►

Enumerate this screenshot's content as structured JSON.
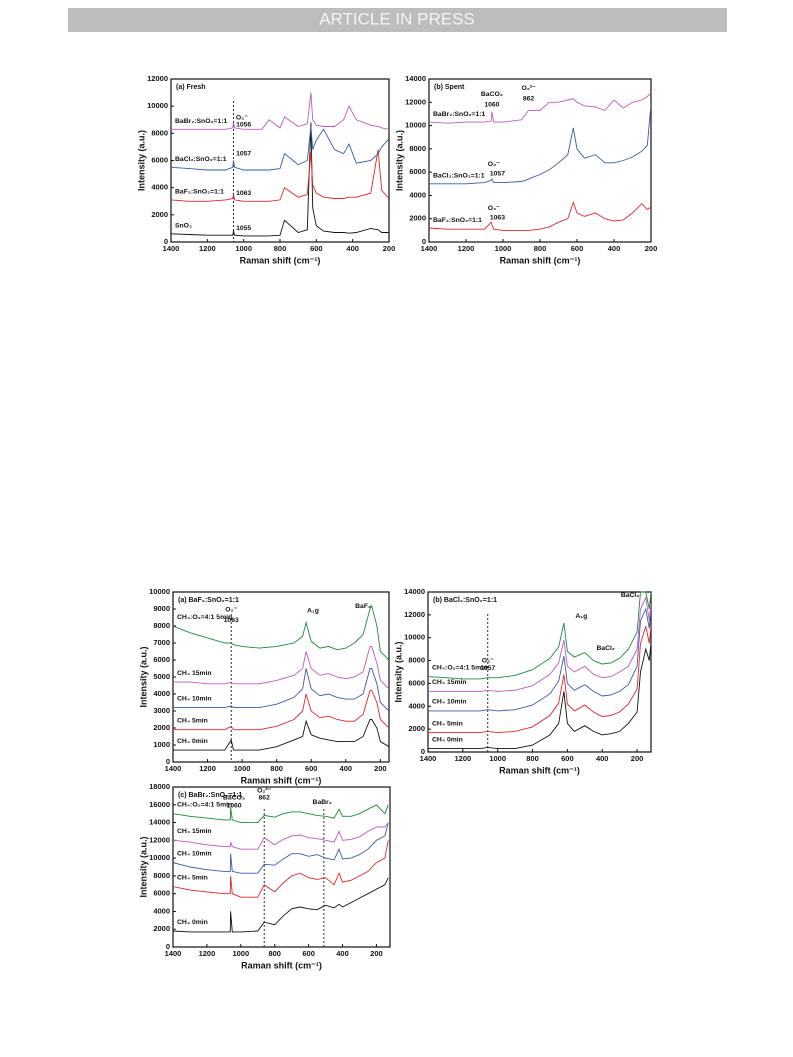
{
  "header": "ARTICLE IN PRESS",
  "chart_data": [
    {
      "type": "line",
      "title": "(a) Fresh",
      "x_label": "Raman shift (cm⁻¹)",
      "y_label": "Intensity (a.u.)",
      "xlim": [
        1400,
        200
      ],
      "xticks": [
        1400,
        1200,
        1000,
        800,
        600,
        400,
        200
      ],
      "ylim": [
        0,
        12000
      ],
      "yticks": [
        0,
        2000,
        4000,
        6000,
        8000,
        10000,
        12000
      ],
      "x": [
        1400,
        1300,
        1200,
        1100,
        1060,
        1056,
        1050,
        1000,
        900,
        860,
        800,
        775,
        700,
        650,
        630,
        620,
        600,
        560,
        500,
        450,
        420,
        380,
        300,
        260,
        240,
        200
      ],
      "series": [
        {
          "name": "SnO₂",
          "color": "#111111",
          "values": [
            600,
            550,
            500,
            500,
            500,
            800,
            500,
            450,
            450,
            450,
            500,
            1600,
            700,
            900,
            8800,
            2500,
            1200,
            800,
            700,
            700,
            650,
            700,
            1000,
            900,
            700,
            700
          ]
        },
        {
          "name": "BaF₂:SnO₂=1:1",
          "color": "#e3262b",
          "values": [
            3100,
            3000,
            3000,
            3100,
            3200,
            3500,
            3100,
            3000,
            3000,
            3000,
            3100,
            4000,
            3300,
            3500,
            6600,
            4200,
            3600,
            3300,
            3200,
            3200,
            3300,
            3300,
            3600,
            6800,
            3800,
            3200
          ]
        },
        {
          "name": "BaCl₂:SnO₂=1:1",
          "color": "#3a5ba8",
          "values": [
            5500,
            5400,
            5300,
            5300,
            5500,
            6000,
            5500,
            5300,
            5300,
            5300,
            5400,
            6500,
            5700,
            6000,
            8500,
            6800,
            7500,
            8300,
            6800,
            6500,
            7200,
            5800,
            6000,
            6500,
            7000,
            7600
          ]
        },
        {
          "name": "BaBr₂:SnO₂=1:1",
          "color": "#c05ac0",
          "values": [
            8300,
            8300,
            8300,
            8300,
            8400,
            8800,
            8400,
            8300,
            8300,
            9000,
            8400,
            9200,
            8500,
            8700,
            11000,
            9000,
            8600,
            8500,
            8500,
            9000,
            10000,
            9000,
            8600,
            8500,
            8400,
            8300
          ]
        }
      ],
      "vlines": [
        1056
      ],
      "annotations": [
        "O₂⁻",
        "1056",
        "1057",
        "1063",
        "1055"
      ]
    },
    {
      "type": "line",
      "title": "(b) Spent",
      "x_label": "Raman shift (cm⁻¹)",
      "y_label": "Intensity (a.u.)",
      "xlim": [
        1400,
        200
      ],
      "xticks": [
        1400,
        1200,
        1000,
        800,
        600,
        400,
        200
      ],
      "ylim": [
        0,
        14000
      ],
      "yticks": [
        0,
        2000,
        4000,
        6000,
        8000,
        10000,
        12000,
        14000
      ],
      "x": [
        1400,
        1300,
        1200,
        1100,
        1063,
        1060,
        1050,
        1000,
        900,
        862,
        800,
        750,
        700,
        650,
        620,
        600,
        560,
        500,
        450,
        400,
        350,
        300,
        250,
        220,
        200
      ],
      "series": [
        {
          "name": "BaF₂:SnO₂=1:1",
          "color": "#e3262b",
          "values": [
            1200,
            1100,
            1100,
            1100,
            1700,
            1500,
            1100,
            1000,
            1000,
            1000,
            1100,
            1300,
            1700,
            2000,
            3400,
            2500,
            2200,
            2500,
            2000,
            1800,
            1900,
            2500,
            3300,
            2800,
            3000
          ]
        },
        {
          "name": "BaCl₂:SnO₂=1:1",
          "color": "#3a5ba8",
          "values": [
            5000,
            5000,
            5000,
            5100,
            5300,
            5400,
            5100,
            5100,
            5200,
            5400,
            5800,
            6200,
            6800,
            7500,
            9800,
            8000,
            7200,
            7500,
            6800,
            6800,
            7000,
            7300,
            7800,
            8300,
            11800
          ]
        },
        {
          "name": "BaBr₂:SnO₂=1:1",
          "color": "#c05ac0",
          "values": [
            10300,
            10200,
            10300,
            10300,
            10400,
            11200,
            10300,
            10300,
            10500,
            11300,
            11300,
            12000,
            12000,
            12200,
            12300,
            12000,
            11700,
            11600,
            11300,
            12200,
            11500,
            12000,
            12200,
            12500,
            12800
          ]
        }
      ],
      "vlines": [],
      "annotations": [
        "BaCO₃",
        "1060",
        "O₂²⁻",
        "862",
        "O₂⁻",
        "1057",
        "O₂⁻",
        "1063"
      ]
    },
    {
      "type": "line",
      "title": "(a) BaF₂:SnO₂=1:1",
      "x_label": "Raman shift (cm⁻¹)",
      "y_label": "Intensity (a.u.)",
      "xlim": [
        1400,
        150
      ],
      "xticks": [
        1400,
        1200,
        1000,
        800,
        600,
        400,
        200
      ],
      "ylim": [
        0,
        10000
      ],
      "yticks": [
        0,
        1000,
        2000,
        3000,
        4000,
        5000,
        6000,
        7000,
        8000,
        9000,
        10000
      ],
      "x": [
        1400,
        1300,
        1200,
        1100,
        1063,
        1050,
        1000,
        900,
        800,
        700,
        650,
        630,
        600,
        550,
        500,
        450,
        400,
        350,
        300,
        260,
        250,
        220,
        200,
        150
      ],
      "series": [
        {
          "name": "CH₄ 0min",
          "color": "#111111",
          "values": [
            700,
            700,
            700,
            700,
            1300,
            700,
            700,
            700,
            900,
            1300,
            1500,
            2400,
            1600,
            1400,
            1300,
            1200,
            1200,
            1200,
            1500,
            2500,
            2500,
            2000,
            1200,
            900
          ]
        },
        {
          "name": "CH₄ 5min",
          "color": "#e3262b",
          "values": [
            1900,
            1900,
            1900,
            1900,
            2100,
            1900,
            1900,
            1900,
            2100,
            2500,
            3000,
            4000,
            3000,
            2600,
            2700,
            2500,
            2400,
            2400,
            2800,
            4200,
            4200,
            3500,
            2500,
            2000
          ]
        },
        {
          "name": "CH₄ 10min",
          "color": "#3a5ba8",
          "values": [
            3200,
            3200,
            3200,
            3200,
            3300,
            3200,
            3200,
            3200,
            3400,
            3800,
            4300,
            5500,
            4300,
            3900,
            4000,
            3800,
            3700,
            3700,
            4000,
            5500,
            5500,
            4600,
            3500,
            3000
          ]
        },
        {
          "name": "CH₄ 15min",
          "color": "#c05ac0",
          "values": [
            4700,
            4700,
            4600,
            4600,
            4700,
            4600,
            4600,
            4600,
            4800,
            5100,
            5500,
            6500,
            5500,
            5100,
            5200,
            5000,
            4900,
            5000,
            5300,
            6800,
            6800,
            5800,
            4800,
            4300
          ]
        },
        {
          "name": "CH₄:O₂=4:1 5min",
          "color": "#1e8a3c",
          "values": [
            8000,
            7600,
            7300,
            7000,
            7000,
            6900,
            6800,
            6700,
            6800,
            7000,
            7400,
            8200,
            7100,
            6700,
            6800,
            6600,
            6700,
            7000,
            7500,
            9000,
            9200,
            8000,
            6500,
            6000
          ]
        }
      ],
      "vlines": [
        1063
      ],
      "annotations": [
        "O₂⁻",
        "1063",
        "A₁g",
        "BaF₂"
      ]
    },
    {
      "type": "line",
      "title": "(b) BaCl₂:SnO₂=1:1",
      "x_label": "Raman shift (cm⁻¹)",
      "y_label": "Intensity (a.u.)",
      "xlim": [
        1400,
        120
      ],
      "xticks": [
        1400,
        1200,
        1000,
        800,
        600,
        400,
        200
      ],
      "ylim": [
        0,
        14000
      ],
      "yticks": [
        0,
        2000,
        4000,
        6000,
        8000,
        10000,
        12000,
        14000
      ],
      "x": [
        1400,
        1300,
        1200,
        1100,
        1057,
        1000,
        900,
        800,
        700,
        650,
        620,
        600,
        560,
        500,
        450,
        400,
        350,
        300,
        250,
        200,
        180,
        150,
        130,
        120
      ],
      "series": [
        {
          "name": "CH₄ 0min",
          "color": "#111111",
          "values": [
            300,
            300,
            300,
            300,
            400,
            300,
            300,
            600,
            1500,
            2500,
            5300,
            2500,
            1800,
            2300,
            1800,
            1500,
            1600,
            1800,
            2500,
            3500,
            7000,
            9000,
            8000,
            9500
          ]
        },
        {
          "name": "CH₄ 5min",
          "color": "#e3262b",
          "values": [
            1700,
            1700,
            1700,
            1700,
            1800,
            1700,
            1800,
            2200,
            3200,
            4300,
            6800,
            4200,
            3600,
            4100,
            3500,
            3100,
            3200,
            3500,
            4200,
            5500,
            9500,
            11000,
            9500,
            11000
          ]
        },
        {
          "name": "CH₄ 10min",
          "color": "#3a5ba8",
          "values": [
            3600,
            3600,
            3600,
            3600,
            3700,
            3600,
            3700,
            4100,
            5100,
            6200,
            8400,
            6000,
            5400,
            5900,
            5300,
            4900,
            5000,
            5300,
            5900,
            7500,
            11500,
            12500,
            10800,
            12500
          ]
        },
        {
          "name": "CH₄ 15min",
          "color": "#c05ac0",
          "values": [
            5300,
            5300,
            5300,
            5300,
            5400,
            5300,
            5400,
            5800,
            6800,
            7800,
            9800,
            7500,
            7000,
            7500,
            6800,
            6500,
            6600,
            7000,
            7500,
            9000,
            12500,
            13500,
            11500,
            13000
          ]
        },
        {
          "name": "CH₄:O₂=4:1 5min",
          "color": "#1e8a3c",
          "values": [
            6600,
            6500,
            6400,
            6400,
            6500,
            6500,
            6700,
            7200,
            8200,
            9200,
            11300,
            8800,
            8300,
            8700,
            8000,
            7700,
            7800,
            8200,
            9000,
            10500,
            14000,
            14000,
            12500,
            14000
          ]
        }
      ],
      "vlines": [
        1057
      ],
      "annotations": [
        "O₂⁻",
        "1057",
        "A₁g",
        "BaCl₂",
        "BaCl₂"
      ]
    },
    {
      "type": "line",
      "title": "(c) BaBr₂:SnO₂=1:1",
      "x_label": "Raman shift (cm⁻¹)",
      "y_label": "Intensity (a.u.)",
      "xlim": [
        1400,
        120
      ],
      "xticks": [
        1400,
        1200,
        1000,
        800,
        600,
        400,
        200
      ],
      "ylim": [
        0,
        18000
      ],
      "yticks": [
        0,
        2000,
        4000,
        6000,
        8000,
        10000,
        12000,
        14000,
        16000,
        18000
      ],
      "x": [
        1400,
        1300,
        1200,
        1100,
        1062,
        1060,
        1050,
        1000,
        900,
        862,
        800,
        750,
        700,
        650,
        600,
        550,
        500,
        450,
        420,
        400,
        350,
        300,
        250,
        200,
        150,
        130
      ],
      "series": [
        {
          "name": "CH₄ 0min",
          "color": "#111111",
          "values": [
            1800,
            1700,
            1700,
            1700,
            1700,
            4000,
            1700,
            1700,
            1800,
            2800,
            2500,
            3500,
            4300,
            4500,
            4300,
            4200,
            4700,
            4400,
            4800,
            4500,
            5000,
            5500,
            6000,
            6500,
            7000,
            7800
          ]
        },
        {
          "name": "CH₄ 5min",
          "color": "#e3262b",
          "values": [
            6800,
            6400,
            6200,
            6000,
            6000,
            8000,
            6000,
            5600,
            5600,
            7000,
            6200,
            7200,
            8000,
            8300,
            7800,
            7600,
            7800,
            7000,
            8300,
            7300,
            7500,
            8000,
            8500,
            9500,
            10000,
            12000
          ]
        },
        {
          "name": "CH₄ 10min",
          "color": "#3a5ba8",
          "values": [
            9500,
            9000,
            8700,
            8500,
            8500,
            10500,
            8500,
            8300,
            8300,
            9300,
            9200,
            9900,
            10500,
            10500,
            10200,
            10400,
            10000,
            9800,
            11000,
            9900,
            10000,
            10400,
            11000,
            12000,
            12500,
            14000
          ]
        },
        {
          "name": "CH₄ 15min",
          "color": "#c05ac0",
          "values": [
            12000,
            11800,
            11500,
            11300,
            11300,
            11800,
            11300,
            11000,
            11000,
            12300,
            11500,
            12100,
            12500,
            12600,
            12300,
            12200,
            12000,
            11800,
            13000,
            12000,
            12100,
            12400,
            13000,
            13500,
            13500,
            14000
          ]
        },
        {
          "name": "CH₄:O₂=4:1 5min",
          "color": "#1e8a3c",
          "values": [
            15000,
            14700,
            14500,
            14300,
            14300,
            15700,
            14300,
            14000,
            14000,
            14800,
            14600,
            15000,
            15200,
            15200,
            15000,
            14800,
            14700,
            14500,
            15500,
            14700,
            14700,
            15000,
            15500,
            16000,
            15000,
            16000
          ]
        }
      ],
      "vlines": [
        862,
        510
      ],
      "annotations": [
        "BaCO₃",
        "1060",
        "O₂²⁻",
        "862",
        "BaBr₂"
      ]
    }
  ]
}
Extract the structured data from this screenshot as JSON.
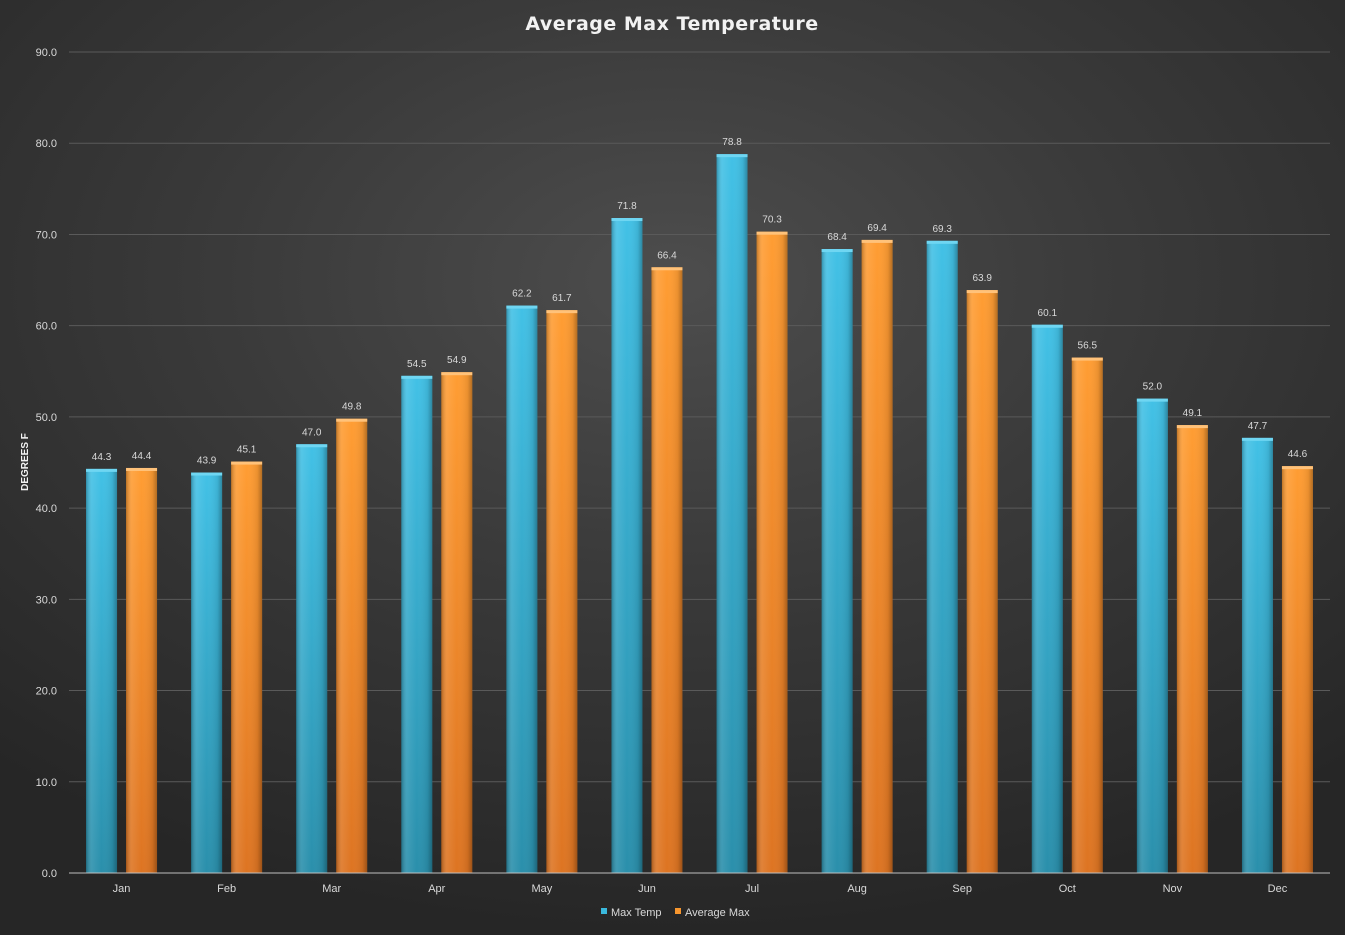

◄

== Set exercise ==
Using the listing above, gather each line that holds the string "title" and copy it.

== Output below ==
      "title": "(a) Fresh",
      "title": "(b) Spent",
      "title": "(a) BaF₂:SnO₂=1:1",
      "title": "(b) BaCl₂:SnO₂=1:1",
      "title": "(c) BaBr₂:SnO₂=1:1",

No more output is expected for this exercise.